What you should do: Return each line of the listing below, unchanged, and omit the images.

Source data:
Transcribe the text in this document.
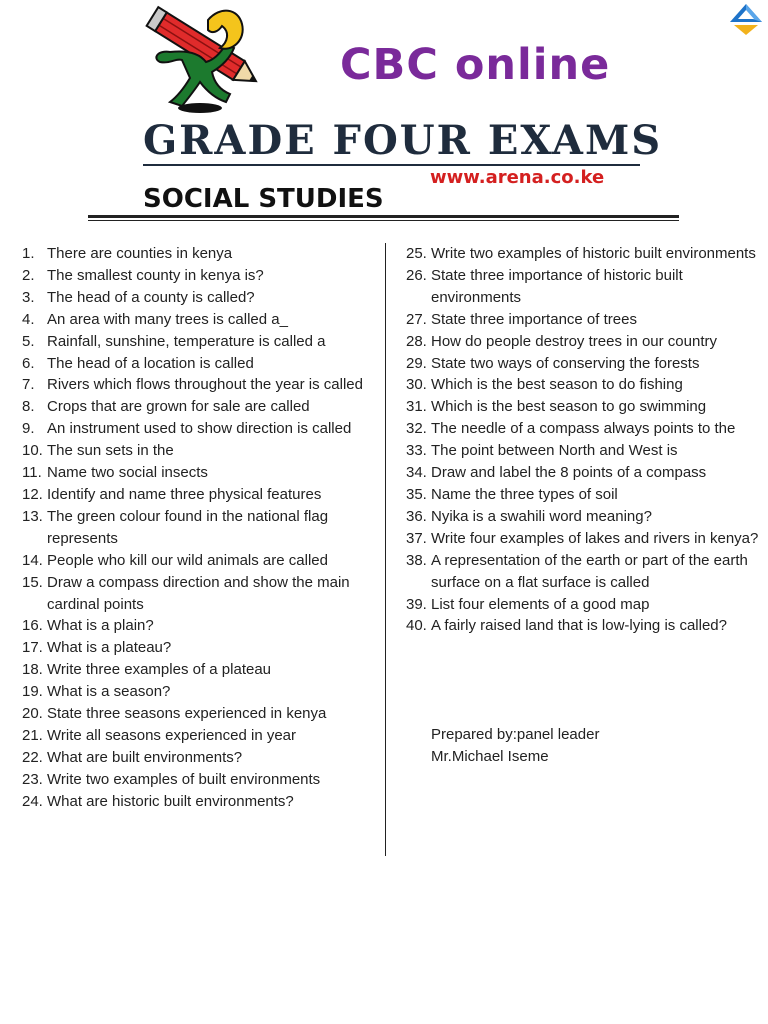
CBC online
GRADE FOUR EXAMS
www.arena.co.ke
SOCIAL STUDIES
1. There are counties in kenya
2. The smallest county in kenya is?
3. The head of a county is called?
4. An area with many trees is called a_
5. Rainfall, sunshine, temperature is called a
6. The head of a location is called
7. Rivers which flows throughout the year is called
8. Crops that are grown for sale are called
9. An instrument used to show direction is called
10. The sun sets in the
11. Name two social insects
12. Identify and name three physical features
13. The green colour found in the national flag represents
14. People who kill our wild animals are called
15. Draw a compass direction and show the main cardinal points
16. What is a plain?
17. What is a plateau?
18. Write three examples of a plateau
19. What is a season?
20. State three seasons experienced in kenya
21. Write all seasons experienced in year
22. What are built environments?
23. Write two examples of built environments
24. What are historic built environments?
25. Write two examples of historic built environments
26. State three importance of historic built environments
27. State three importance of trees
28. How do people destroy trees in our country
29. State two ways of conserving the forests
30. Which is the best season to do fishing
31. Which is the best season to go swimming
32. The needle of a compass always points to the
33. The point between North and West is
34. Draw and label the 8 points of a compass
35. Name the three types of soil
36. Nyika is a swahili word meaning?
37. Write four examples of lakes and rivers in kenya?
38. A representation of the earth or part of the earth surface on a flat surface is called
39. List four elements of a good map
40. A fairly raised land that is low-lying is called?
Prepared by:panel leader
Mr.Michael Iseme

Correct response:
Transcribe the text in this document.
CBC online
GRADE FOUR EXAMS
www.arena.co.ke
SOCIAL STUDIES
1. There are counties in kenya
2. The smallest county in kenya is?
3. The head of a county is called?
4. An area with many trees is called a_
5. Rainfall, sunshine, temperature is called a
6. The head of a location is called
7. Rivers which flows throughout the year is called
8. Crops that are grown for sale are called
9. An instrument used to show direction is called
10. The sun sets in the
11. Name two social insects
12. Identify and name three physical features
13. The green colour found in the national flag represents
14. People who kill our wild animals are called
15. Draw a compass direction and show the main cardinal points
16. What is a plain?
17. What is a plateau?
18. Write three examples of a plateau
19. What is a season?
20. State three seasons experienced in kenya
21. Write all seasons experienced in year
22. What are built environments?
23. Write two examples of built environments
24. What are historic built environments?
25. Write two examples of historic built environments
26. State three importance of historic built environments
27. State three importance of trees
28. How do people destroy trees in our country
29. State two ways of conserving the forests
30. Which is the best season to do fishing
31. Which is the best season to go swimming
32. The needle of a compass always points to the
33. The point between North and West is
34. Draw and label the 8 points of a compass
35. Name the three types of soil
36. Nyika is a swahili word meaning?
37. Write four examples of lakes and rivers in kenya?
38. A representation of the earth or part of the earth surface on a flat surface is called
39. List four elements of a good map
40. A fairly raised land that is low-lying is called?
Prepared by:panel leader
Mr.Michael Iseme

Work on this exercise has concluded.